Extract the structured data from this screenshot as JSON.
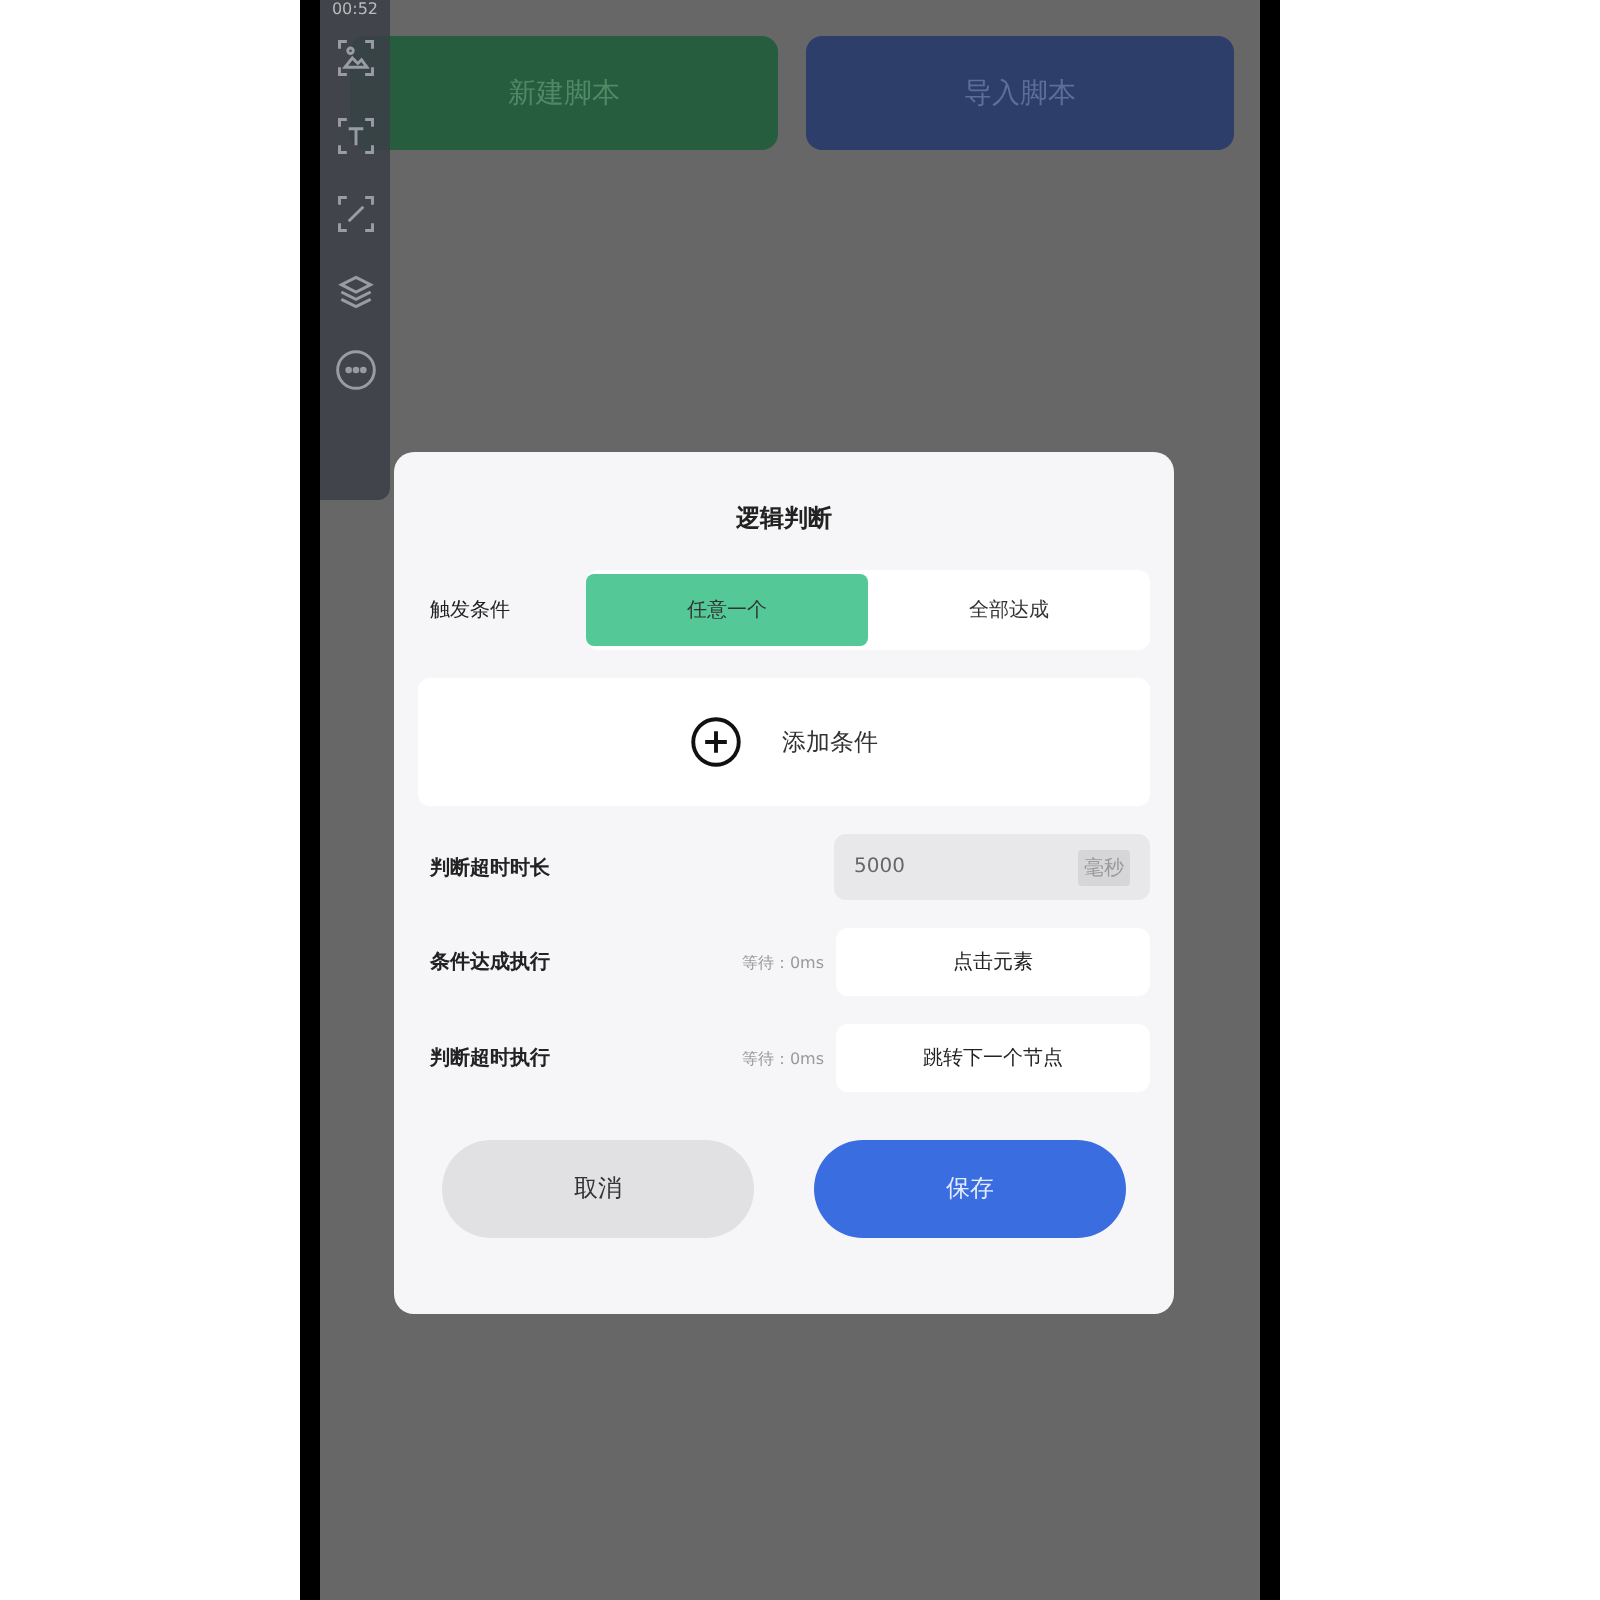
{
  "status_bar": {
    "time": "00:52"
  },
  "background_buttons": [
    {
      "label": "新建脚本",
      "kind": "create"
    },
    {
      "label": "导入脚本",
      "kind": "import"
    }
  ],
  "dialog": {
    "title": "逻辑判断",
    "trigger": {
      "label": "触发条件",
      "options": [
        {
          "label": "任意一个",
          "selected": true
        },
        {
          "label": "全部达成",
          "selected": false
        }
      ]
    },
    "add_condition": "添加条件",
    "timeout": {
      "label": "判断超时时长",
      "value": "5000",
      "unit": "毫秒"
    },
    "actions": [
      {
        "label": "条件达成执行",
        "wait": "等待：0ms",
        "action": "点击元素"
      },
      {
        "label": "判断超时执行",
        "wait": "等待：0ms",
        "action": "跳转下一个节点"
      }
    ],
    "buttons": [
      {
        "label": "取消",
        "kind": "cancel"
      },
      {
        "label": "保存",
        "kind": "primary"
      }
    ]
  }
}
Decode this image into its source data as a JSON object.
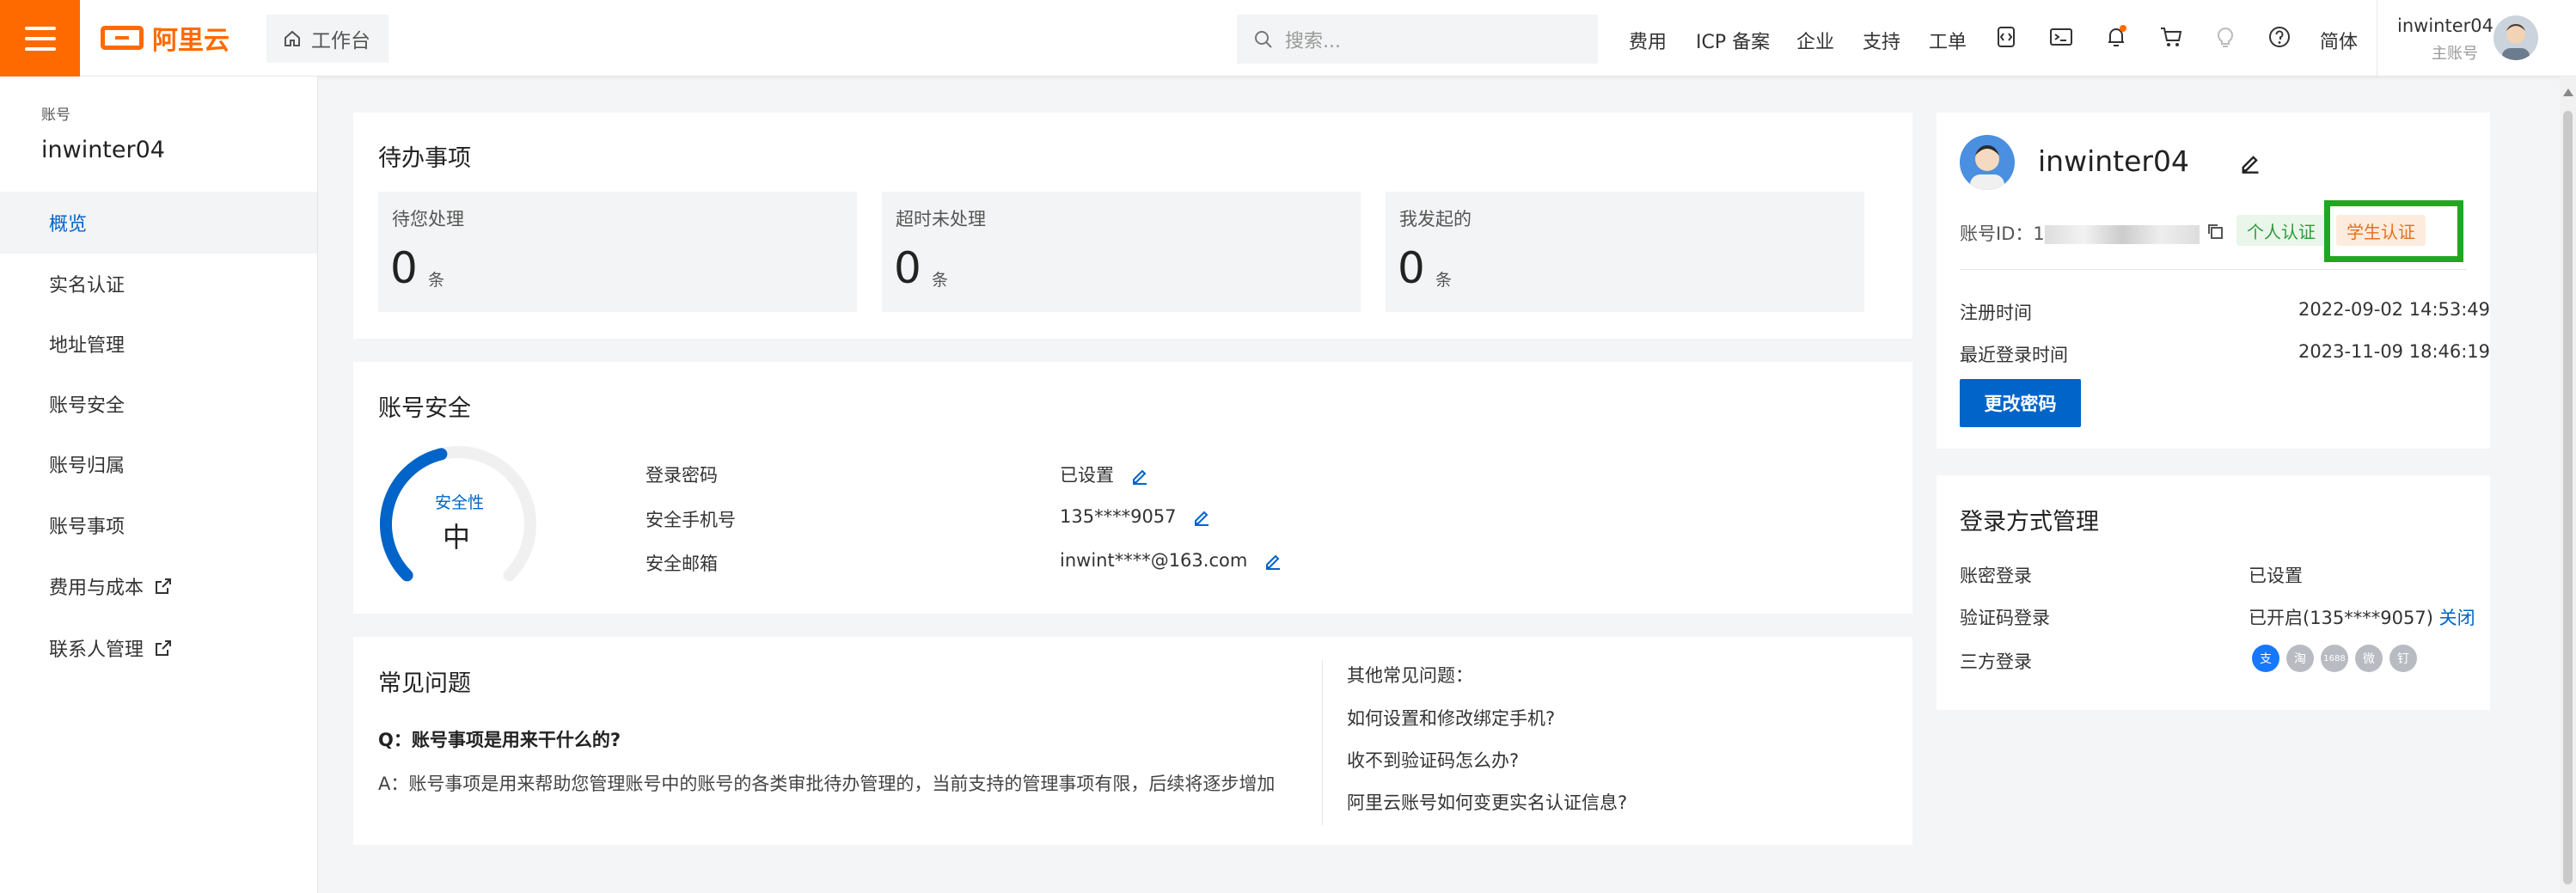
{
  "topbar": {
    "logo_text": "阿里云",
    "workbench": "工作台",
    "search_placeholder": "搜索...",
    "links": [
      "费用",
      "ICP 备案",
      "企业",
      "支持",
      "工单"
    ],
    "lang": "简体",
    "user_name": "inwinter04",
    "user_role": "主账号",
    "icons": [
      "menu-icon",
      "home-icon",
      "search-icon",
      "code-icon",
      "terminal-icon",
      "bell-icon",
      "cart-icon",
      "bulb-icon",
      "help-icon"
    ]
  },
  "sidebar": {
    "label": "账号",
    "name": "inwinter04",
    "items": [
      "概览",
      "实名认证",
      "地址管理",
      "账号安全",
      "账号归属",
      "账号事项",
      "费用与成本",
      "联系人管理"
    ]
  },
  "todo": {
    "title": "待办事项",
    "boxes": [
      {
        "label": "待您处理",
        "count": "0",
        "unit": "条"
      },
      {
        "label": "超时未处理",
        "count": "0",
        "unit": "条"
      },
      {
        "label": "我发起的",
        "count": "0",
        "unit": "条"
      }
    ]
  },
  "security": {
    "title": "账号安全",
    "gauge_label": "安全性",
    "gauge_level": "中",
    "gauge_fraction": 0.45,
    "rows": [
      {
        "label": "登录密码",
        "value": "已设置"
      },
      {
        "label": "安全手机号",
        "value": "135****9057"
      },
      {
        "label": "安全邮箱",
        "value": "inwint****@163.com"
      }
    ]
  },
  "faq": {
    "title": "常见问题",
    "question": "Q：账号事项是用来干什么的?",
    "answer": "A：账号事项是用来帮助您管理账号中的账号的各类审批待办管理的，当前支持的管理事项有限，后续将逐步增加",
    "other_title": "其他常见问题：",
    "others": [
      "如何设置和修改绑定手机?",
      "收不到验证码怎么办?",
      "阿里云账号如何变更实名认证信息?"
    ]
  },
  "profile": {
    "name": "inwinter04",
    "id_label": "账号ID：1",
    "tag_personal": "个人认证",
    "tag_student": "学生认证",
    "reg_label": "注册时间",
    "reg_value": "2022-09-02 14:53:49",
    "last_label": "最近登录时间",
    "last_value": "2023-11-09 18:46:19",
    "change_pwd": "更改密码"
  },
  "login_mgmt": {
    "title": "登录方式管理",
    "rows": [
      {
        "label": "账密登录",
        "value": "已设置"
      },
      {
        "label": "验证码登录",
        "value": "已开启(135****9057)",
        "action": "关闭"
      },
      {
        "label": "三方登录",
        "value": ""
      }
    ],
    "social_icons": [
      "alipay-icon",
      "taobao-icon",
      "1688-icon",
      "weibo-icon",
      "dingtalk-icon"
    ]
  },
  "colors": {
    "brand": "#ff6a00",
    "primary": "#0064c8",
    "highlight_box": "#1fa81f"
  }
}
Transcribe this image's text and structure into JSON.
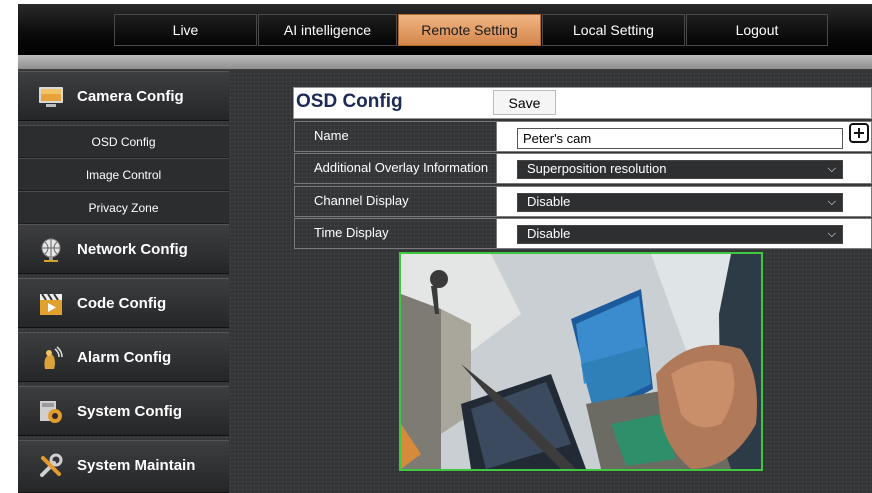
{
  "nav": {
    "tabs": [
      {
        "label": "Live"
      },
      {
        "label": "AI intelligence"
      },
      {
        "label": "Remote Setting"
      },
      {
        "label": "Local Setting"
      },
      {
        "label": "Logout"
      }
    ],
    "active_tab": "Remote Setting"
  },
  "sidebar": {
    "camera_config": "Camera Config",
    "osd_config": "OSD Config",
    "image_control": "Image Control",
    "privacy_zone": "Privacy Zone",
    "network_config": "Network Config",
    "code_config": "Code Config",
    "alarm_config": "Alarm Config",
    "system_config": "System Config",
    "system_maintain": "System Maintain"
  },
  "osd": {
    "title": "OSD Config",
    "save_label": "Save",
    "rows": {
      "name": {
        "label": "Name",
        "value": "Peter's cam"
      },
      "overlay": {
        "label": "Additional Overlay Information",
        "value": "Superposition resolution"
      },
      "channel": {
        "label": "Channel Display",
        "value": "Disable"
      },
      "time": {
        "label": "Time Display",
        "value": "Disable"
      }
    }
  },
  "colors": {
    "active_tab": "#d4864a",
    "preview_border": "#3fc83f",
    "title_text": "#1d2a55"
  },
  "icons": {
    "add": "plus-square-icon",
    "select": "chevron-down-icon"
  }
}
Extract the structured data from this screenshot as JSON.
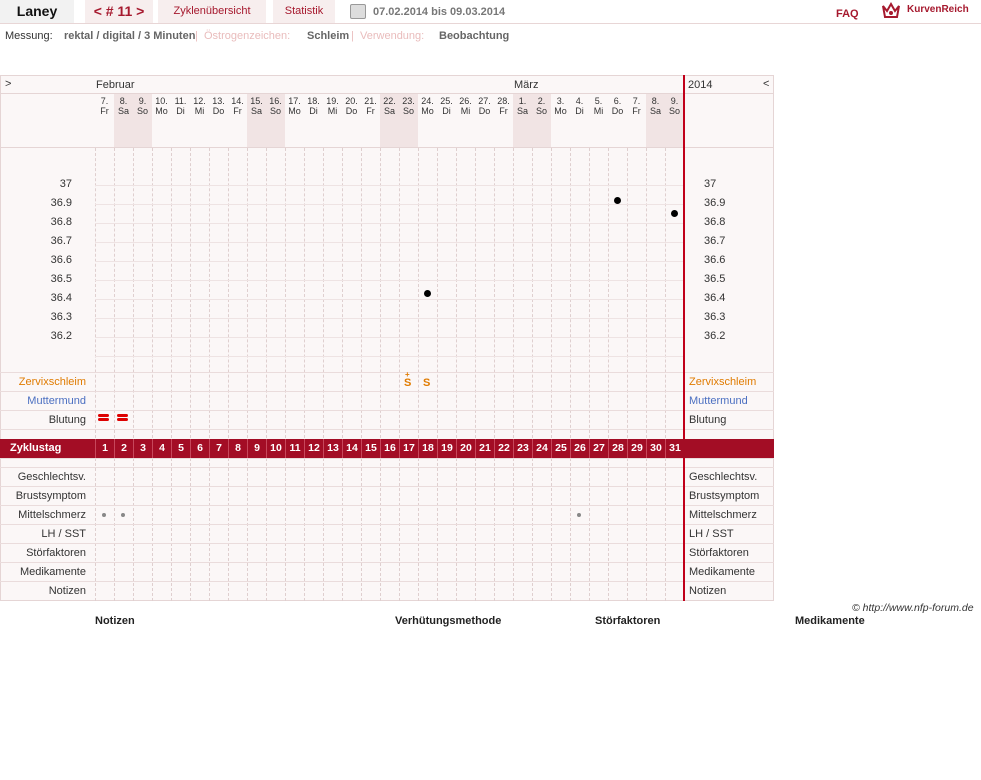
{
  "header": {
    "user_name": "Laney",
    "cycle_label": "< # 11 >",
    "tab_cycles": "Zyklenübersicht",
    "tab_stats": "Statistik",
    "date_range": "07.02.2014 bis 09.03.2014",
    "faq": "FAQ",
    "logo_text": "KurvenReich"
  },
  "info": {
    "measure_label": "Messung:",
    "measure_value": "rektal / digital / 3 Minuten",
    "sep": "|",
    "sign_label": "Östrogenzeichen:",
    "sign_value": "Schleim",
    "use_label": "Verwendung:",
    "use_value": "Beobachtung"
  },
  "chart_nav": {
    "prev": ">",
    "next": "<",
    "month1": "Februar",
    "month2": "März",
    "year": "2014"
  },
  "days": [
    {
      "d": "7.",
      "w": "Fr",
      "we": false
    },
    {
      "d": "8.",
      "w": "Sa",
      "we": true
    },
    {
      "d": "9.",
      "w": "So",
      "we": true
    },
    {
      "d": "10.",
      "w": "Mo",
      "we": false
    },
    {
      "d": "11.",
      "w": "Di",
      "we": false
    },
    {
      "d": "12.",
      "w": "Mi",
      "we": false
    },
    {
      "d": "13.",
      "w": "Do",
      "we": false
    },
    {
      "d": "14.",
      "w": "Fr",
      "we": false
    },
    {
      "d": "15.",
      "w": "Sa",
      "we": true
    },
    {
      "d": "16.",
      "w": "So",
      "we": true
    },
    {
      "d": "17.",
      "w": "Mo",
      "we": false
    },
    {
      "d": "18.",
      "w": "Di",
      "we": false
    },
    {
      "d": "19.",
      "w": "Mi",
      "we": false
    },
    {
      "d": "20.",
      "w": "Do",
      "we": false
    },
    {
      "d": "21.",
      "w": "Fr",
      "we": false
    },
    {
      "d": "22.",
      "w": "Sa",
      "we": true
    },
    {
      "d": "23.",
      "w": "So",
      "we": true
    },
    {
      "d": "24.",
      "w": "Mo",
      "we": false
    },
    {
      "d": "25.",
      "w": "Di",
      "we": false
    },
    {
      "d": "26.",
      "w": "Mi",
      "we": false
    },
    {
      "d": "27.",
      "w": "Do",
      "we": false
    },
    {
      "d": "28.",
      "w": "Fr",
      "we": false
    },
    {
      "d": "1.",
      "w": "Sa",
      "we": true
    },
    {
      "d": "2.",
      "w": "So",
      "we": true
    },
    {
      "d": "3.",
      "w": "Mo",
      "we": false
    },
    {
      "d": "4.",
      "w": "Di",
      "we": false
    },
    {
      "d": "5.",
      "w": "Mi",
      "we": false
    },
    {
      "d": "6.",
      "w": "Do",
      "we": false
    },
    {
      "d": "7.",
      "w": "Fr",
      "we": false
    },
    {
      "d": "8.",
      "w": "Sa",
      "we": true
    },
    {
      "d": "9.",
      "w": "So",
      "we": true
    }
  ],
  "temp_axis": [
    "37",
    "36.9",
    "36.8",
    "36.7",
    "36.6",
    "36.5",
    "36.4",
    "36.3",
    "36.2"
  ],
  "temperatures": [
    {
      "cycle_day": 18,
      "temp": 36.43
    },
    {
      "cycle_day": 28,
      "temp": 36.92
    },
    {
      "cycle_day": 31,
      "temp": 36.85
    }
  ],
  "rows": {
    "cervical": "Zervixschleim",
    "cervix": "Muttermund",
    "bleeding": "Blutung",
    "cycle_day": "Zyklustag",
    "intercourse": "Geschlechtsv.",
    "breast": "Brustsymptom",
    "midpain": "Mittelschmerz",
    "lh": "LH / SST",
    "disturb": "Störfaktoren",
    "meds": "Medikamente",
    "notes": "Notizen"
  },
  "mucus_marks": [
    {
      "cycle_day": 17,
      "symbol": "S",
      "plus": "+"
    },
    {
      "cycle_day": 18,
      "symbol": "S",
      "plus": ""
    }
  ],
  "bleeding_days": [
    1,
    2
  ],
  "midpain_days": [
    1,
    2,
    26
  ],
  "cycle_days": [
    "1",
    "2",
    "3",
    "4",
    "5",
    "6",
    "7",
    "8",
    "9",
    "10",
    "11",
    "12",
    "13",
    "14",
    "15",
    "16",
    "17",
    "18",
    "19",
    "20",
    "21",
    "22",
    "23",
    "24",
    "25",
    "26",
    "27",
    "28",
    "29",
    "30",
    "31"
  ],
  "footer": {
    "copyright": "© http://www.nfp-forum.de",
    "notes": "Notizen",
    "method": "Verhütungsmethode",
    "disturb": "Störfaktoren",
    "meds": "Medikamente"
  },
  "colors": {
    "brand": "#a6192e",
    "cycle_bar": "#a30d25",
    "mucus": "#e07b00",
    "cervix": "#4b6fc1",
    "red_line": "#c0001a"
  }
}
++++
• [TASK OBJECTIVE]:
Identify lines with the string "Config". Copy each one.

• [SOLUTION TO THE EXERCISE]:
    "camera_config": "Camera Config",
    "osd_config": "OSD Config",
    "network_config": "Network Config",
    "code_config": "Code Config",
    "alarm_config": "Alarm Config",
    "system_config": "System Config",
    "title": "OSD Config",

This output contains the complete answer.